A run of records:
'''
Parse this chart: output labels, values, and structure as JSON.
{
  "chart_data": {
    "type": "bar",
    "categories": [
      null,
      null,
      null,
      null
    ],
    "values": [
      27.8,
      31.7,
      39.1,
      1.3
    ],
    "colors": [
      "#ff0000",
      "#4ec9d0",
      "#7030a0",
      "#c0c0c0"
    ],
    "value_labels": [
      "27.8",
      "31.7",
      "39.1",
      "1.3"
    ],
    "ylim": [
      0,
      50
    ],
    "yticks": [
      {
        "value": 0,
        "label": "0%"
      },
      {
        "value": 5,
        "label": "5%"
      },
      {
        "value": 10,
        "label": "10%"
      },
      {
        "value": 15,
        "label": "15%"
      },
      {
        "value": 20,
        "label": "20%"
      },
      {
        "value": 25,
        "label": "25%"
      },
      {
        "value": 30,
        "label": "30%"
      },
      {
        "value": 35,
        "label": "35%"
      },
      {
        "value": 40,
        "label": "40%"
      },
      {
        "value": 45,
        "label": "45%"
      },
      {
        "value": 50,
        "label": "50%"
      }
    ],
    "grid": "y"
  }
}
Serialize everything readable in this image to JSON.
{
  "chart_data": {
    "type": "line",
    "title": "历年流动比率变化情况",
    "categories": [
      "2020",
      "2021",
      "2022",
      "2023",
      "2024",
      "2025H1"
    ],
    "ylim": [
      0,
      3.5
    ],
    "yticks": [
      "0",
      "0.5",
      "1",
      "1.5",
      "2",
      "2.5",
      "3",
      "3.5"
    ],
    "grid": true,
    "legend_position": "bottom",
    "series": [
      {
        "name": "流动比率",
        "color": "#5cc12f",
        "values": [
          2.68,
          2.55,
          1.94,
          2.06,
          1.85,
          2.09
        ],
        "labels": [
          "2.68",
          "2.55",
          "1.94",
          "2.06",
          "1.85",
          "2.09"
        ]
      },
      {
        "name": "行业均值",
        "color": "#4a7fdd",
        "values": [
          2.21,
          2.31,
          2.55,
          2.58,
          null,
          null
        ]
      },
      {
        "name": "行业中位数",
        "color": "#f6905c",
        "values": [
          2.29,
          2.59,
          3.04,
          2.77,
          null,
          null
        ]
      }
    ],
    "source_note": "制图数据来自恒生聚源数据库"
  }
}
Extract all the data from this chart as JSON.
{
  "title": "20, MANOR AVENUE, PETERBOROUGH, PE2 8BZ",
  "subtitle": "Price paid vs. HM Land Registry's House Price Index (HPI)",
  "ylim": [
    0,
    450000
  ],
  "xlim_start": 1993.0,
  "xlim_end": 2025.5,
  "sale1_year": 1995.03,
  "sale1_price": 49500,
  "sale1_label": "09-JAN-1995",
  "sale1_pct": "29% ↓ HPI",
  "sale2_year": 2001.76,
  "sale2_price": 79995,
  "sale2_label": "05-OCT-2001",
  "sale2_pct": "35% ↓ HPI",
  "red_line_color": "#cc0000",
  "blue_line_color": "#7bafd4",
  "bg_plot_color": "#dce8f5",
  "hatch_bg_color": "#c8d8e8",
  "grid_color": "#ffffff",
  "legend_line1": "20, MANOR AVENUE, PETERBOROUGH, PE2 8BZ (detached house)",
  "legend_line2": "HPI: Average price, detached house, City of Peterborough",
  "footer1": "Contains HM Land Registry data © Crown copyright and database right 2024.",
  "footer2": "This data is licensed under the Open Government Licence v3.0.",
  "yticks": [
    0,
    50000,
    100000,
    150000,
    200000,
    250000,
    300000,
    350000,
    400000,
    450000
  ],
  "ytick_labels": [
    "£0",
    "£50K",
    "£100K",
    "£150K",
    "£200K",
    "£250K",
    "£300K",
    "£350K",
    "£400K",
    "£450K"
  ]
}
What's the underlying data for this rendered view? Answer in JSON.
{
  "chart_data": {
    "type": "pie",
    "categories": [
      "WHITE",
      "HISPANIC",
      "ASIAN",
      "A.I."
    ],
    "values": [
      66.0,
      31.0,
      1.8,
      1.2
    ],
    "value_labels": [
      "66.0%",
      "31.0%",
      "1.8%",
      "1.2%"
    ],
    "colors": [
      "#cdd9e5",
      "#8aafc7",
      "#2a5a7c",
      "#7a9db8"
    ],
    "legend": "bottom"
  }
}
'''
PROBLEM DETAILS ▸
From the material above, copy each line that includes the word "Land".

CORRECT OUTPUT ▸
  "subtitle": "Price paid vs. HM Land Registry's House Price Index (HPI)",
  "footer1": "Contains HM Land Registry data © Crown copyright and database right 2024.",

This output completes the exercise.